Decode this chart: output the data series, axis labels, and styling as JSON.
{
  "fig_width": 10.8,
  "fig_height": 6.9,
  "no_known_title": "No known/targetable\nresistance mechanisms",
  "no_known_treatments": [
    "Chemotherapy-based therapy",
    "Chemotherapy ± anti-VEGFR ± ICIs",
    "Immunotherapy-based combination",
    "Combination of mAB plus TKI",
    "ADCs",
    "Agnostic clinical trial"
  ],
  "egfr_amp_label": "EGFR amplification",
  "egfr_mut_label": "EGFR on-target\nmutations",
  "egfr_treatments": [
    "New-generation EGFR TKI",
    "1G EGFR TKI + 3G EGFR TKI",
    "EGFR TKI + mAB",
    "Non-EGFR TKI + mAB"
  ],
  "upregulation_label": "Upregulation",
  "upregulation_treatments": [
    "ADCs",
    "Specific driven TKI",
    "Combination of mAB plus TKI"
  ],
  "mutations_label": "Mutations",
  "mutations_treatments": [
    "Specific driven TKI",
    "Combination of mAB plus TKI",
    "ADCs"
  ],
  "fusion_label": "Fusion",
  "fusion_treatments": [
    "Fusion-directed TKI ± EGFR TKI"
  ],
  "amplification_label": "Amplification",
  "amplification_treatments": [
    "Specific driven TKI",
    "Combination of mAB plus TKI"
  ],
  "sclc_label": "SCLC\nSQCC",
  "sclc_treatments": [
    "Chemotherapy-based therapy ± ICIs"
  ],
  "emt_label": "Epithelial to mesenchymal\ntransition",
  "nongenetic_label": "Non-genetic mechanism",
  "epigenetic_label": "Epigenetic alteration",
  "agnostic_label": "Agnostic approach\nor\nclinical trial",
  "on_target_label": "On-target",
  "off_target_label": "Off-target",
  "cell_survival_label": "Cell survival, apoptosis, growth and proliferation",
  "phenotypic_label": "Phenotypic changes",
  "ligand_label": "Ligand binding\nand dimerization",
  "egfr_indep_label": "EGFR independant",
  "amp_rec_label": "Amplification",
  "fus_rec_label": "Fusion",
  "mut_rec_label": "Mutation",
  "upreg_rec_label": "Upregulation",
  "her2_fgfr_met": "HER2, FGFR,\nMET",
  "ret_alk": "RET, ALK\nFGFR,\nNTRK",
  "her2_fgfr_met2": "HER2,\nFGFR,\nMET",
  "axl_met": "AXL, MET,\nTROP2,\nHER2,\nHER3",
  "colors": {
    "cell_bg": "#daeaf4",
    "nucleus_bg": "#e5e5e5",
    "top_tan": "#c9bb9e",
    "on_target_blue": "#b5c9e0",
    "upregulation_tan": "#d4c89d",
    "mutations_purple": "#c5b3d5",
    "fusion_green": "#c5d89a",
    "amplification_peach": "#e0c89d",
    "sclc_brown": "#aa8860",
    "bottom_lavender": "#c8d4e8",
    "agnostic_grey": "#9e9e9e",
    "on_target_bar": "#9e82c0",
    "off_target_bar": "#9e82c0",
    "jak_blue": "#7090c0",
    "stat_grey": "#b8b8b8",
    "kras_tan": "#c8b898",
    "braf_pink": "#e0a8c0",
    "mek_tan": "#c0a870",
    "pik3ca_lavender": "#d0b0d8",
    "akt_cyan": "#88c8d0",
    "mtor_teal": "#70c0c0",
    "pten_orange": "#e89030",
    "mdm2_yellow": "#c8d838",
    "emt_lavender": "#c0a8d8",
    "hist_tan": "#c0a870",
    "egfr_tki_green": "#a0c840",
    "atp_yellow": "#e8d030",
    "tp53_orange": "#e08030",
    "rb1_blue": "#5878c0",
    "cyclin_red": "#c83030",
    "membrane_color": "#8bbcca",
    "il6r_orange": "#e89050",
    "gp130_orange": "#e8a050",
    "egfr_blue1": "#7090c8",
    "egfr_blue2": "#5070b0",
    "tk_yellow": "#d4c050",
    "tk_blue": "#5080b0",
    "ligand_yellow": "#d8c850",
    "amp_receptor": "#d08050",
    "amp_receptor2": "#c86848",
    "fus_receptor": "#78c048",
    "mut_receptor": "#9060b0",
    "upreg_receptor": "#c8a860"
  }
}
★ ★ ★ ★ ★ ★ ★
(TASK TO CARRY OUT):
Wherever the word "trial" occurs in a line of the listing, copy that line.

(WRITTEN ANSWER):
    "Agnostic clinical trial"
  "agnostic_label": "Agnostic approach\nor\nclinical trial",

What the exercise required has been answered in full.